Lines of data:
━━━━━━━━━━━━━━━━
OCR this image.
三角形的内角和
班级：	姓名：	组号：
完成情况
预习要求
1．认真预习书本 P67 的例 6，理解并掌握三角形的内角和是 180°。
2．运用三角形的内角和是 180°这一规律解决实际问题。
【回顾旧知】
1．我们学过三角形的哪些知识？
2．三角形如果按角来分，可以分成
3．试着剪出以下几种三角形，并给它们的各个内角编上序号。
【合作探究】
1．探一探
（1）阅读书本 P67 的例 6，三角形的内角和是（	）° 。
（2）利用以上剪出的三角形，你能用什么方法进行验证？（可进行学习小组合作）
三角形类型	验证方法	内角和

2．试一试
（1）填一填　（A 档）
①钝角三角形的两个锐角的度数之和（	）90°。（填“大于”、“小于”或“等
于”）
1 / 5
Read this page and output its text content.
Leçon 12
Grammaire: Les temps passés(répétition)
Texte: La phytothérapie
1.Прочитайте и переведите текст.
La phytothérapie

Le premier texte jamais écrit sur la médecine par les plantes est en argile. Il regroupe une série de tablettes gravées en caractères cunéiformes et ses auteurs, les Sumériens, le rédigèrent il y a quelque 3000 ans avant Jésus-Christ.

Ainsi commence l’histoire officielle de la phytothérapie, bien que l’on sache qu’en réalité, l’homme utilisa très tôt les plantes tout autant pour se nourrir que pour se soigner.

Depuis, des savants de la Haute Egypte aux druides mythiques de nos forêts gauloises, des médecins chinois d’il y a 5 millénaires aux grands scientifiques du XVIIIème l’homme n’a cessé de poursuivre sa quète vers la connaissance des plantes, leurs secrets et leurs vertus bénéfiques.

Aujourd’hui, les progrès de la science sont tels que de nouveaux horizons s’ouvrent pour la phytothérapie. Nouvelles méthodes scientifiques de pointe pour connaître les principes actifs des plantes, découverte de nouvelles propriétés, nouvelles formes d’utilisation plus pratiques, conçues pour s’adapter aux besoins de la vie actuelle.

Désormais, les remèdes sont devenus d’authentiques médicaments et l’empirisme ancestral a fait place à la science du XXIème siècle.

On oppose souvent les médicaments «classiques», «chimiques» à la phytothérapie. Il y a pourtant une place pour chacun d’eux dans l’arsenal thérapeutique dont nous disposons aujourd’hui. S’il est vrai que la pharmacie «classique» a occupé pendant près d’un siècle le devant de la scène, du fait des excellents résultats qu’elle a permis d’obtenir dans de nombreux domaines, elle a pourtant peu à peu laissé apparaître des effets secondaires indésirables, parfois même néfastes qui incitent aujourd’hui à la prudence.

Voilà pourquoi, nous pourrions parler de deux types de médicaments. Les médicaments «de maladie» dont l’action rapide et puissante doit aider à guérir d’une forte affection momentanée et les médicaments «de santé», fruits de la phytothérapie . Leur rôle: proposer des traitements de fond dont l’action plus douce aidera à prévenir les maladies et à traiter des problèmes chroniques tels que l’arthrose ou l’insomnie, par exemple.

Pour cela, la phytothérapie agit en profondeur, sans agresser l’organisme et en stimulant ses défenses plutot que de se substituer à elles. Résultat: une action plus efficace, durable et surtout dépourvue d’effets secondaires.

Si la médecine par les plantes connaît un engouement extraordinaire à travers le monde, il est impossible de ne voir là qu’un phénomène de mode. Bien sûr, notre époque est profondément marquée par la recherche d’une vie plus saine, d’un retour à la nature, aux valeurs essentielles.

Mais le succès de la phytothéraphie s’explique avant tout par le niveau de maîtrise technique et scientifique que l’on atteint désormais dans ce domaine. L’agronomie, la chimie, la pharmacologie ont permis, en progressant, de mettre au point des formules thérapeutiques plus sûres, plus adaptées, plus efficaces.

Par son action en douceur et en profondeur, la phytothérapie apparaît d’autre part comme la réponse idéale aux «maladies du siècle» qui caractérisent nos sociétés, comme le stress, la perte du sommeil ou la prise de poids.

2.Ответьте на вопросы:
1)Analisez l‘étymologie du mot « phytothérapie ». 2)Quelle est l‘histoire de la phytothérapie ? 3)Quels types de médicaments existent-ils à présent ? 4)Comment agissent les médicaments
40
━━━━━━━━━━━━━━━━
#### Exercise requirements
Restate the whole listing exactly, leaving out nothing.

#### Complete response
OCR this image.
三角形的内角和
班级：	姓名：	组号：
完成情况
预习要求
1．认真预习书本 P67 的例 6，理解并掌握三角形的内角和是 180°。
2．运用三角形的内角和是 180°这一规律解决实际问题。
【回顾旧知】
1．我们学过三角形的哪些知识？
2．三角形如果按角来分，可以分成
3．试着剪出以下几种三角形，并给它们的各个内角编上序号。
【合作探究】
1．探一探
（1）阅读书本 P67 的例 6，三角形的内角和是（	）° 。
（2）利用以上剪出的三角形，你能用什么方法进行验证？（可进行学习小组合作）
三角形类型	验证方法	内角和

2．试一试
（1）填一填　（A 档）
①钝角三角形的两个锐角的度数之和（	）90°。（填“大于”、“小于”或“等
于”）
1 / 5
Read this page and output its text content.
Leçon 12
Grammaire: Les temps passés(répétition)
Texte: La phytothérapie
1.Прочитайте и переведите текст.
La phytothérapie

Le premier texte jamais écrit sur la médecine par les plantes est en argile. Il regroupe une série de tablettes gravées en caractères cunéiformes et ses auteurs, les Sumériens, le rédigèrent il y a quelque 3000 ans avant Jésus-Christ.

Ainsi commence l’histoire officielle de la phytothérapie, bien que l’on sache qu’en réalité, l’homme utilisa très tôt les plantes tout autant pour se nourrir que pour se soigner.

Depuis, des savants de la Haute Egypte aux druides mythiques de nos forêts gauloises, des médecins chinois d’il y a 5 millénaires aux grands scientifiques du XVIIIème l’homme n’a cessé de poursuivre sa quète vers la connaissance des plantes, leurs secrets et leurs vertus bénéfiques.

Aujourd’hui, les progrès de la science sont tels que de nouveaux horizons s’ouvrent pour la phytothérapie. Nouvelles méthodes scientifiques de pointe pour connaître les principes actifs des plantes, découverte de nouvelles propriétés, nouvelles formes d’utilisation plus pratiques, conçues pour s’adapter aux besoins de la vie actuelle.

Désormais, les remèdes sont devenus d’authentiques médicaments et l’empirisme ancestral a fait place à la science du XXIème siècle.

On oppose souvent les médicaments «classiques», «chimiques» à la phytothérapie. Il y a pourtant une place pour chacun d’eux dans l’arsenal thérapeutique dont nous disposons aujourd’hui. S’il est vrai que la pharmacie «classique» a occupé pendant près d’un siècle le devant de la scène, du fait des excellents résultats qu’elle a permis d’obtenir dans de nombreux domaines, elle a pourtant peu à peu laissé apparaître des effets secondaires indésirables, parfois même néfastes qui incitent aujourd’hui à la prudence.

Voilà pourquoi, nous pourrions parler de deux types de médicaments. Les médicaments «de maladie» dont l’action rapide et puissante doit aider à guérir d’une forte affection momentanée et les médicaments «de santé», fruits de la phytothérapie . Leur rôle: proposer des traitements de fond dont l’action plus douce aidera à prévenir les maladies et à traiter des problèmes chroniques tels que l’arthrose ou l’insomnie, par exemple.

Pour cela, la phytothérapie agit en profondeur, sans agresser l’organisme et en stimulant ses défenses plutot que de se substituer à elles. Résultat: une action plus efficace, durable et surtout dépourvue d’effets secondaires.

Si la médecine par les plantes connaît un engouement extraordinaire à travers le monde, il est impossible de ne voir là qu’un phénomène de mode. Bien sûr, notre époque est profondément marquée par la recherche d’une vie plus saine, d’un retour à la nature, aux valeurs essentielles.

Mais le succès de la phytothéraphie s’explique avant tout par le niveau de maîtrise technique et scientifique que l’on atteint désormais dans ce domaine. L’agronomie, la chimie, la pharmacologie ont permis, en progressant, de mettre au point des formules thérapeutiques plus sûres, plus adaptées, plus efficaces.

Par son action en douceur et en profondeur, la phytothérapie apparaît d’autre part comme la réponse idéale aux «maladies du siècle» qui caractérisent nos sociétés, comme le stress, la perte du sommeil ou la prise de poids.

2.Ответьте на вопросы:
1)Analisez l‘étymologie du mot « phytothérapie ». 2)Quelle est l‘histoire de la phytothérapie ? 3)Quels types de médicaments existent-ils à présent ? 4)Comment agissent les médicaments
40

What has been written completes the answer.